Beginning at the line with "Output the text content of this document.", output each line to the end of the listing below exactly, please.
:: Items
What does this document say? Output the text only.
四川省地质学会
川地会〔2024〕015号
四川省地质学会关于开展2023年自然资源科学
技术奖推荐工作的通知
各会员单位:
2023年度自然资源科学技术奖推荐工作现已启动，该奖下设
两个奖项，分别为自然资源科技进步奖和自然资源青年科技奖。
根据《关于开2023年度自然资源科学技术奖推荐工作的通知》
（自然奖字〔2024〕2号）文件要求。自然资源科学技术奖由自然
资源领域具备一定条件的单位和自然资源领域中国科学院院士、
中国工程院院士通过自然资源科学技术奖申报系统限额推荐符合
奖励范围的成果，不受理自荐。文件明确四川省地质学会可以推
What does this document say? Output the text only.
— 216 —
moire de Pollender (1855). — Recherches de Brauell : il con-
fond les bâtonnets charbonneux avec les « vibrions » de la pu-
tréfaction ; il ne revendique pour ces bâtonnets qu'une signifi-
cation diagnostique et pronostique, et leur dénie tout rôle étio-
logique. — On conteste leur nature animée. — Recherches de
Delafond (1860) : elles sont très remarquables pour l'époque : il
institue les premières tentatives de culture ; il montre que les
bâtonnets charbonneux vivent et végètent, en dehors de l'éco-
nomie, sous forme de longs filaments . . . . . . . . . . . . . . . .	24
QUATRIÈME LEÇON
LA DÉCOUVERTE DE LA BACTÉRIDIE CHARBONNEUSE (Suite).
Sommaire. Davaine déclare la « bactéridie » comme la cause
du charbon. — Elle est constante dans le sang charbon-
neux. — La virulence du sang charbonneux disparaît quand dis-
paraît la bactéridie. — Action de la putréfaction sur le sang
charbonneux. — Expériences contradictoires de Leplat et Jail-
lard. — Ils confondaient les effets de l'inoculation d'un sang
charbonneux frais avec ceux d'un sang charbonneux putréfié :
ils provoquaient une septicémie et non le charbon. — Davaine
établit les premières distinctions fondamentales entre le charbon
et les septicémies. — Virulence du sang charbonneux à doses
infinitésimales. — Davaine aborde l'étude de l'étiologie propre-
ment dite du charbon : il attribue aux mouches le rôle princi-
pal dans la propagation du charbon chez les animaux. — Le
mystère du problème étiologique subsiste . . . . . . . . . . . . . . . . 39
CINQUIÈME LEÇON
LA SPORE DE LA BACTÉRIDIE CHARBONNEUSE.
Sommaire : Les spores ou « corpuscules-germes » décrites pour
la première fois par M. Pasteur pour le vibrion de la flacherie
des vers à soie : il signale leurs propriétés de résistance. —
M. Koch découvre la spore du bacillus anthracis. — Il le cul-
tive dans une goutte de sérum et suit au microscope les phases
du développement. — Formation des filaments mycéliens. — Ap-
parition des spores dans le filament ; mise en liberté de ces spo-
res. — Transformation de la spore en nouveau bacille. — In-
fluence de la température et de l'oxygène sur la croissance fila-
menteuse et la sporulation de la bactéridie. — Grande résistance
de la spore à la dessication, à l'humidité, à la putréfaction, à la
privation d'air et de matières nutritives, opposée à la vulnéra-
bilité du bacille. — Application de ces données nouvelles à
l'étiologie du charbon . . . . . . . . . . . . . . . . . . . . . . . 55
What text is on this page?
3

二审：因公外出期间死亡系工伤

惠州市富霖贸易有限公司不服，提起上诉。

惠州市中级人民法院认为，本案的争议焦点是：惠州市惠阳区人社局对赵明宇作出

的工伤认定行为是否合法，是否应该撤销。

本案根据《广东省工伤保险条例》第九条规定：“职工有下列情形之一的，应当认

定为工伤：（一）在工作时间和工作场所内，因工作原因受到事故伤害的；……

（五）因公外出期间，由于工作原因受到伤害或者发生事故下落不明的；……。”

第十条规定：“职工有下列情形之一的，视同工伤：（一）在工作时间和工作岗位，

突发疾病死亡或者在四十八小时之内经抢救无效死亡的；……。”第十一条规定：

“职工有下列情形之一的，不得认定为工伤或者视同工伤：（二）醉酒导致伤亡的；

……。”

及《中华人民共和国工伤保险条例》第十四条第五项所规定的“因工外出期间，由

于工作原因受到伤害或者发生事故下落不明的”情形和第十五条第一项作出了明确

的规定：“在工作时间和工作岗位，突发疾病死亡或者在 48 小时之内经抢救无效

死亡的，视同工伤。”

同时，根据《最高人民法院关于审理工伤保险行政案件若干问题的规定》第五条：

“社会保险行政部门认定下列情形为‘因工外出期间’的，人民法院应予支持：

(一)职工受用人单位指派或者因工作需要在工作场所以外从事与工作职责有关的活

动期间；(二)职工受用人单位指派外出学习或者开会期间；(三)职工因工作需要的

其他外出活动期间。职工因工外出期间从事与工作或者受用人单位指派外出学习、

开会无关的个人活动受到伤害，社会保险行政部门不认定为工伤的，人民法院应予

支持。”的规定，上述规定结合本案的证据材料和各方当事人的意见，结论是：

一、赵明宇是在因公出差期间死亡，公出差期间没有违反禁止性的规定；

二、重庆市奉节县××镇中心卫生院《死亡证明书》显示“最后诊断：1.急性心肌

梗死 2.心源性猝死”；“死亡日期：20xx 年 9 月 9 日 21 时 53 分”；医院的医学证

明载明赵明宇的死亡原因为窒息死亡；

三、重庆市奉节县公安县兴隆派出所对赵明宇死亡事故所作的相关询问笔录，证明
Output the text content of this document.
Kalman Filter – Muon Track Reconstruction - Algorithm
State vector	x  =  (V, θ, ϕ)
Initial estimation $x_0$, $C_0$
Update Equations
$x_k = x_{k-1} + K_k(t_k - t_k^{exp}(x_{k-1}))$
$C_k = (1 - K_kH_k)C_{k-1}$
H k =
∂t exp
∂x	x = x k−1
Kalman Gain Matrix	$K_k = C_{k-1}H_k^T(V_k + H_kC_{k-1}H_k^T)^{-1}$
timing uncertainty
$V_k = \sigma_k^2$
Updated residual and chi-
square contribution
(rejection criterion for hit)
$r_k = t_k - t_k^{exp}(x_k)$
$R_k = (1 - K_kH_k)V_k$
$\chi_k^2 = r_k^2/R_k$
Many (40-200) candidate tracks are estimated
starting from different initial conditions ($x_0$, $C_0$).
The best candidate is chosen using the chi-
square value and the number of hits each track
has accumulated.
::::
Correct output –
Output the text content of this document.
Kalman Filter – Muon Track Reconstruction - Algorithm
State vector	x  =  (V, θ, ϕ)
Initial estimation $x_0$, $C_0$
Update Equations
$x_k = x_{k-1} + K_k(t_k - t_k^{exp}(x_{k-1}))$
$C_k = (1 - K_kH_k)C_{k-1}$
H k =
∂t exp
∂x	x = x k−1
Kalman Gain Matrix	$K_k = C_{k-1}H_k^T(V_k + H_kC_{k-1}H_k^T)^{-1}$
timing uncertainty
$V_k = \sigma_k^2$
Updated residual and chi-
square contribution
(rejection criterion for hit)
$r_k = t_k - t_k^{exp}(x_k)$
$R_k = (1 - K_kH_k)V_k$
$\chi_k^2 = r_k^2/R_k$
Many (40-200) candidate tracks are estimated
starting from different initial conditions ($x_0$, $C_0$).
The best candidate is chosen using the chi-
square value and the number of hits each track
has accumulated.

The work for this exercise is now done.